§ What to do:
Gather every line of the entries that includes the word "أحدهما".

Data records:
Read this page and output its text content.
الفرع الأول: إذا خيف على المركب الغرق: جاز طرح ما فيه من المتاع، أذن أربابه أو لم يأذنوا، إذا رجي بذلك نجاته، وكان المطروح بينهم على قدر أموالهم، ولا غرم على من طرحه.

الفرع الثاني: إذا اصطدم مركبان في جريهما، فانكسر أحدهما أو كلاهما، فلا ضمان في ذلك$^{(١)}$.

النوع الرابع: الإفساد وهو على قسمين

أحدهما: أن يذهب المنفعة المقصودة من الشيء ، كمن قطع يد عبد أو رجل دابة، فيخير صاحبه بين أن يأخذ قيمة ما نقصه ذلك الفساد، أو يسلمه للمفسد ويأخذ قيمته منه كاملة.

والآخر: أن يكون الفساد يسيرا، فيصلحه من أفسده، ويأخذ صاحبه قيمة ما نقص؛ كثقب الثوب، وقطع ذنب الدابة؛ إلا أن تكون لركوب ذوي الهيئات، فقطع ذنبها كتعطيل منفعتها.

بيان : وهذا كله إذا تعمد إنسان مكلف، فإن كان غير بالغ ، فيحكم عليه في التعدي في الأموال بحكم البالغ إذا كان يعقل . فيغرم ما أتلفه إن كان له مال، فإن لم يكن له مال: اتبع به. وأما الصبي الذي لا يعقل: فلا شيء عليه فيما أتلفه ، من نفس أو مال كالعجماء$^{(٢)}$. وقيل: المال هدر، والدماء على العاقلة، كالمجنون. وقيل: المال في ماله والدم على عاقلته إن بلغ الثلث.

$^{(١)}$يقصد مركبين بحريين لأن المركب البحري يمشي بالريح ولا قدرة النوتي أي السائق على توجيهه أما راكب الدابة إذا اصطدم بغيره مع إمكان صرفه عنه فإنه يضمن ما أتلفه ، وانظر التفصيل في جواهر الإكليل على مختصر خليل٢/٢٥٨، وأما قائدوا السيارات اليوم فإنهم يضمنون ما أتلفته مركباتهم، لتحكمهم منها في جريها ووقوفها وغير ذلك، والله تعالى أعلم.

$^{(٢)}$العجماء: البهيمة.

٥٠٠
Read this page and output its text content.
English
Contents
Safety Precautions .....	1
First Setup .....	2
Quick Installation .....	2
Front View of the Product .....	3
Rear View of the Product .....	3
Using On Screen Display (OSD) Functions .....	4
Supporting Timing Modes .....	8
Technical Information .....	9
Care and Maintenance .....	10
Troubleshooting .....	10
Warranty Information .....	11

---

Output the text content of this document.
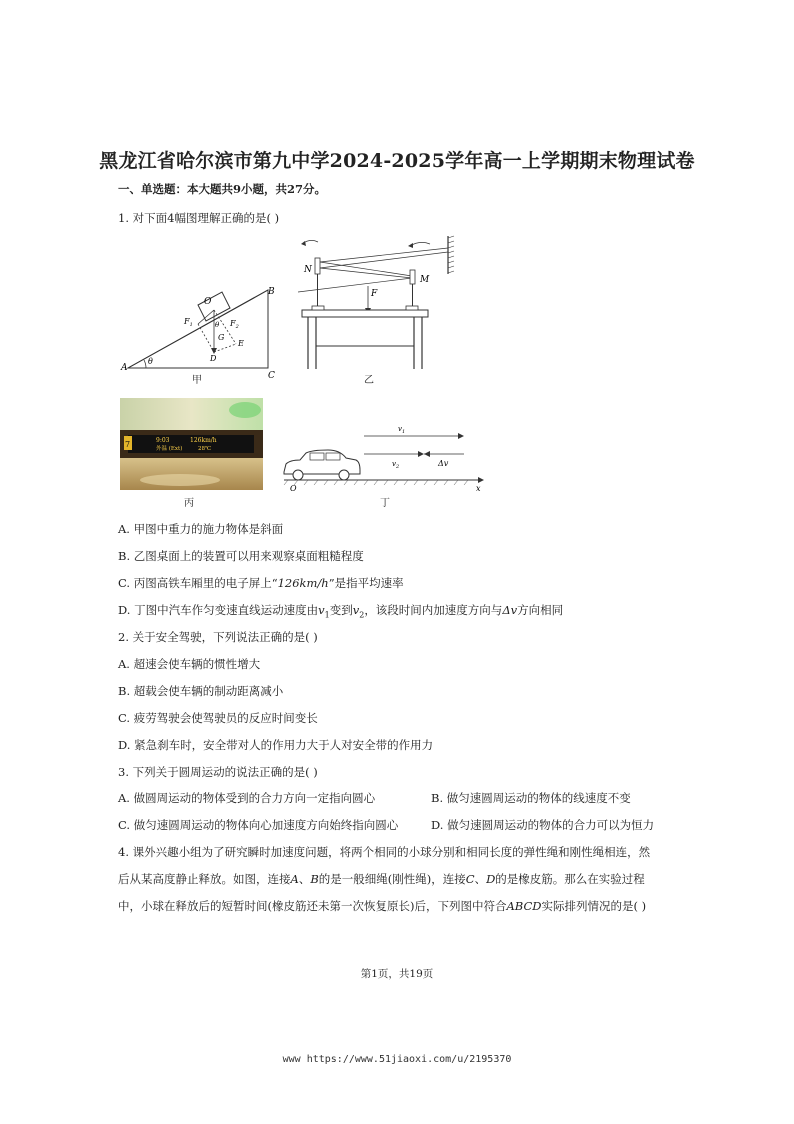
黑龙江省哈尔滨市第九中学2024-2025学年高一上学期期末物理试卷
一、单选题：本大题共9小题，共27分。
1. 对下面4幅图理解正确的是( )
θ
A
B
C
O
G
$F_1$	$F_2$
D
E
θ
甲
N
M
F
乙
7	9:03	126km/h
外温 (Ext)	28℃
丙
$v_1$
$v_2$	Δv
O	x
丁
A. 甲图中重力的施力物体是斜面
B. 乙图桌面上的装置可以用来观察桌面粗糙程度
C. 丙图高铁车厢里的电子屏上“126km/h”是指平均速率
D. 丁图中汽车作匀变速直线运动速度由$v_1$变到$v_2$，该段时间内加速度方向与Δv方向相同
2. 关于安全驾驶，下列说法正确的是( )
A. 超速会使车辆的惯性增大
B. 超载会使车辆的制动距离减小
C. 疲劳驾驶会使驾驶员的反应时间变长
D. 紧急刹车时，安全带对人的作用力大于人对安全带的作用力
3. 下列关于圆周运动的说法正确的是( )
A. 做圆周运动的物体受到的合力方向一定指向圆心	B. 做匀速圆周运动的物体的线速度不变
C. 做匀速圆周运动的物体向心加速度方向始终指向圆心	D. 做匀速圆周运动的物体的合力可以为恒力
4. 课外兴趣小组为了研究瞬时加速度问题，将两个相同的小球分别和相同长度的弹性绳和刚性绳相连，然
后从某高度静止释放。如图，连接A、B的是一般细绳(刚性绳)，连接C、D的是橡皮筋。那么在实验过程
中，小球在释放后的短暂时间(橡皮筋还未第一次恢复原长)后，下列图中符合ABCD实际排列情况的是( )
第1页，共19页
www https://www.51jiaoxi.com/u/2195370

...

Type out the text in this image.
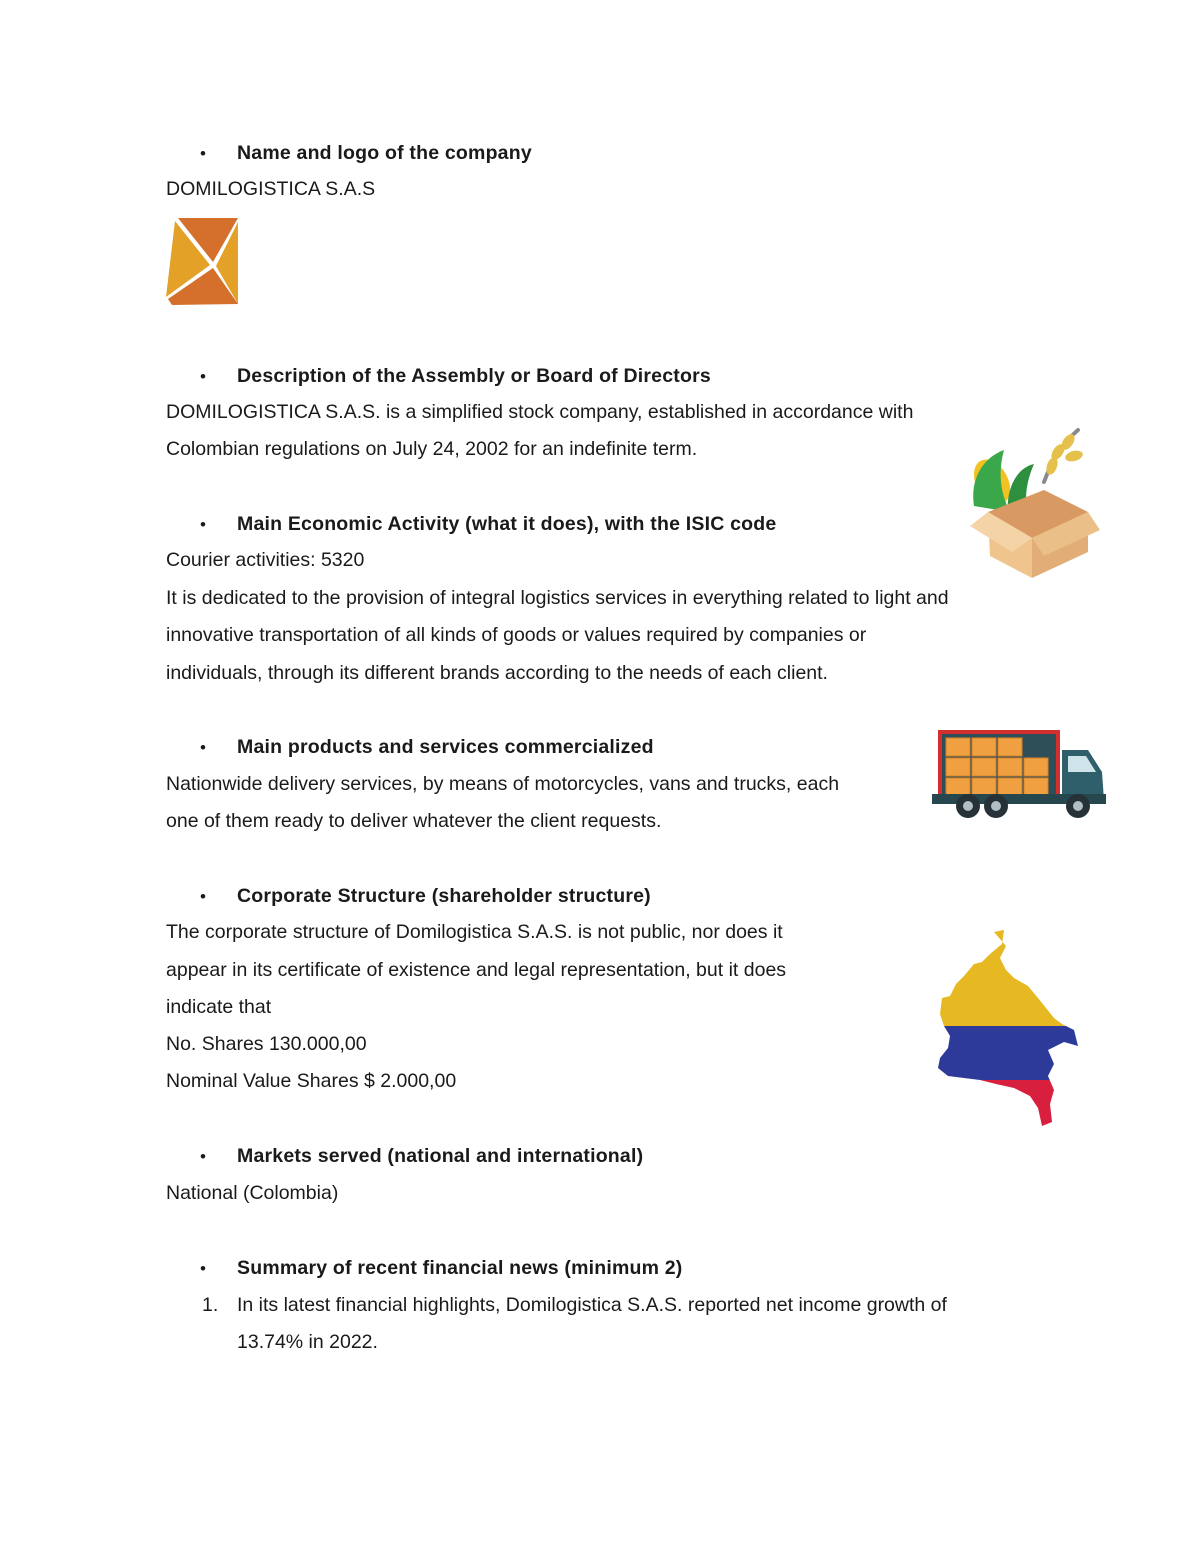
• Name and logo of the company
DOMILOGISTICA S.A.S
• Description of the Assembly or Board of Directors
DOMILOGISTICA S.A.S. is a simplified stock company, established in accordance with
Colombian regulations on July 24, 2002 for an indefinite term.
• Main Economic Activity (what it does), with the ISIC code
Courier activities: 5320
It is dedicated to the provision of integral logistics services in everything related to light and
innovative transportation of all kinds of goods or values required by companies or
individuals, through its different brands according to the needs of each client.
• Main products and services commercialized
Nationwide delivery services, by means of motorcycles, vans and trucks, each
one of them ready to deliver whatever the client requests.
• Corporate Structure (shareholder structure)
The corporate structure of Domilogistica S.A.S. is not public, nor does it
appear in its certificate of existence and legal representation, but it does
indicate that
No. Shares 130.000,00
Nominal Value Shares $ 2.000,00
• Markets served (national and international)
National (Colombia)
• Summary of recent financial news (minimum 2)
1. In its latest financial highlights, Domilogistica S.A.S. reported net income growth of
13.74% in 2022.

§ Output for this exercise:
الفرع الثاني: إذا اصطدم مركبان في جريهما، فانكسر أحدهما أو كلاهما، فلا ضمان في ذلك$^{(١)}$.
أحدهما: أن يذهب المنفعة المقصودة من الشيء ، كمن قطع يد عبد أو رجل دابة، فيخير صاحبه بين أن يأخذ قيمة ما نقصه ذلك الفساد، أو يسلمه للمفسد ويأخذ قيمته منه كاملة.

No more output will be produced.